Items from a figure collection

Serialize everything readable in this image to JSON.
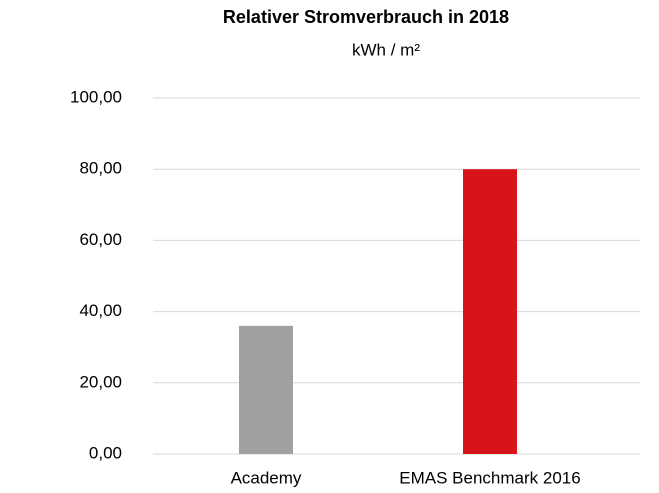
{
  "chart_data": {
    "type": "bar",
    "title": "Relativer Stromverbrauch in 2018",
    "subtitle": "kWh / m²",
    "categories": [
      "Academy",
      "EMAS Benchmark 2016"
    ],
    "values": [
      36,
      80
    ],
    "colors": [
      "#a0a09e",
      "#d7141a"
    ],
    "ylim": [
      0,
      100
    ],
    "yticks": [
      {
        "value": 0,
        "label": "0,00"
      },
      {
        "value": 20,
        "label": "20,00"
      },
      {
        "value": 40,
        "label": "40,00"
      },
      {
        "value": 60,
        "label": "60,00"
      },
      {
        "value": 80,
        "label": "80,00"
      },
      {
        "value": 100,
        "label": "100,00"
      }
    ],
    "grid": true
  }
}
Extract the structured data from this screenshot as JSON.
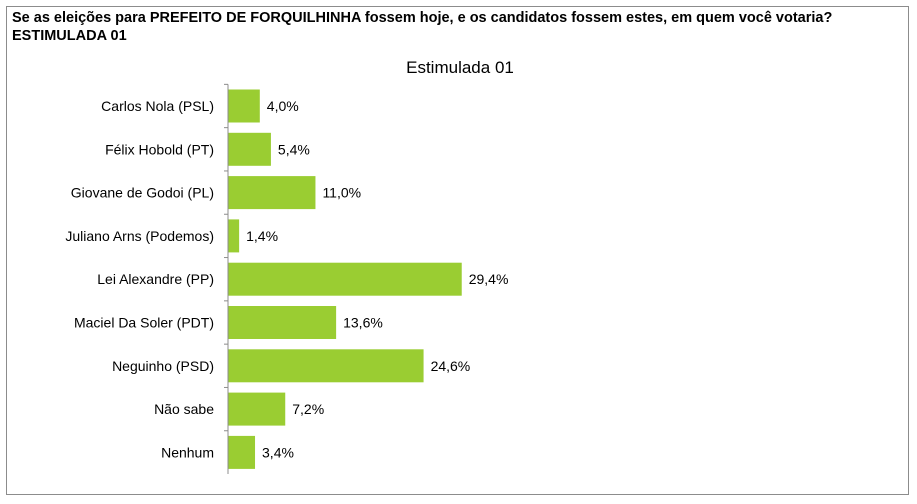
{
  "question": "Se as eleições para PREFEITO DE FORQUILHINHA fossem hoje, e os candidatos fossem estes, em quem você votaria? ESTIMULADA 01",
  "chart_data": {
    "type": "bar",
    "orientation": "horizontal",
    "title": "Estimulada 01",
    "xlabel": "",
    "ylabel": "",
    "categories": [
      "Carlos Nola (PSL)",
      "Félix Hobold (PT)",
      "Giovane de Godoi (PL)",
      "Juliano Arns (Podemos)",
      "Lei Alexandre (PP)",
      "Maciel Da Soler (PDT)",
      "Neguinho (PSD)",
      "Não sabe",
      "Nenhum"
    ],
    "values": [
      4.0,
      5.4,
      11.0,
      1.4,
      29.4,
      13.6,
      24.6,
      7.2,
      3.4
    ],
    "data_labels": [
      "4,0%",
      "5,4%",
      "11,0%",
      "1,4%",
      "29,4%",
      "13,6%",
      "24,6%",
      "7,2%",
      "3,4%"
    ],
    "bar_color": "#9acd32",
    "grid": false,
    "legend": "none"
  }
}
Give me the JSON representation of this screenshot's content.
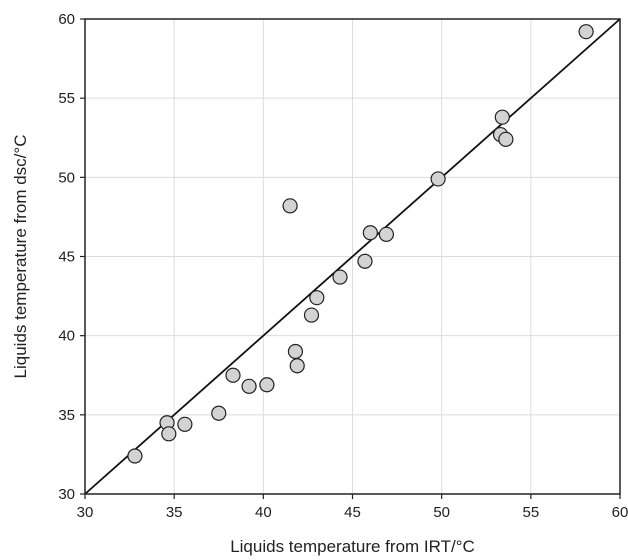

The exercise →
For the string "this", count the lines of the entries above that include it; answer with the number only.

Solution →
3